EXERCISE GOAL:
Return all of the lines below exactly as they are.

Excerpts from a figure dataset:
--------------------

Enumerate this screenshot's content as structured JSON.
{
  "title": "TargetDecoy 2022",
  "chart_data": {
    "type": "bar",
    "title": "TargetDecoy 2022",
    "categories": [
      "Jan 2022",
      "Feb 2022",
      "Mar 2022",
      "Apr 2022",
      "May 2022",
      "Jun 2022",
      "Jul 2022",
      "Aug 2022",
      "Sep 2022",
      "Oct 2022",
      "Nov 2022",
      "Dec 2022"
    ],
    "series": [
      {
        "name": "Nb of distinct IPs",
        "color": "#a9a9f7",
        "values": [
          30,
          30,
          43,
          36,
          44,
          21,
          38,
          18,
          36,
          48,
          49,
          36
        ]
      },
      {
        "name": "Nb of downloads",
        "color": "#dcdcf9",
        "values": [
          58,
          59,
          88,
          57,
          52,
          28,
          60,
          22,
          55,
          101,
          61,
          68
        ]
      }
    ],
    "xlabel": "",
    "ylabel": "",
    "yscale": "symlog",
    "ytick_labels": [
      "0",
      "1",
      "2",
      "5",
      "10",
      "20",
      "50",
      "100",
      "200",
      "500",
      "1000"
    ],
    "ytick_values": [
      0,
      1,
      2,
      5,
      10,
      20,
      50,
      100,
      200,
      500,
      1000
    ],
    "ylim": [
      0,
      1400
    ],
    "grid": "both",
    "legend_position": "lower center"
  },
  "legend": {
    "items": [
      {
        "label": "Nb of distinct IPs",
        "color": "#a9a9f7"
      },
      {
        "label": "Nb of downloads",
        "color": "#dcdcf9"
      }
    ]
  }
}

--------------------

ANSWER:
Enumerate this screenshot's content as structured JSON.
{
  "title": "TargetDecoy 2022",
  "chart_data": {
    "type": "bar",
    "title": "TargetDecoy 2022",
    "categories": [
      "Jan 2022",
      "Feb 2022",
      "Mar 2022",
      "Apr 2022",
      "May 2022",
      "Jun 2022",
      "Jul 2022",
      "Aug 2022",
      "Sep 2022",
      "Oct 2022",
      "Nov 2022",
      "Dec 2022"
    ],
    "series": [
      {
        "name": "Nb of distinct IPs",
        "color": "#a9a9f7",
        "values": [
          30,
          30,
          43,
          36,
          44,
          21,
          38,
          18,
          36,
          48,
          49,
          36
        ]
      },
      {
        "name": "Nb of downloads",
        "color": "#dcdcf9",
        "values": [
          58,
          59,
          88,
          57,
          52,
          28,
          60,
          22,
          55,
          101,
          61,
          68
        ]
      }
    ],
    "xlabel": "",
    "ylabel": "",
    "yscale": "symlog",
    "ytick_labels": [
      "0",
      "1",
      "2",
      "5",
      "10",
      "20",
      "50",
      "100",
      "200",
      "500",
      "1000"
    ],
    "ytick_values": [
      0,
      1,
      2,
      5,
      10,
      20,
      50,
      100,
      200,
      500,
      1000
    ],
    "ylim": [
      0,
      1400
    ],
    "grid": "both",
    "legend_position": "lower center"
  },
  "legend": {
    "items": [
      {
        "label": "Nb of distinct IPs",
        "color": "#a9a9f7"
      },
      {
        "label": "Nb of downloads",
        "color": "#dcdcf9"
      }
    ]
  }
}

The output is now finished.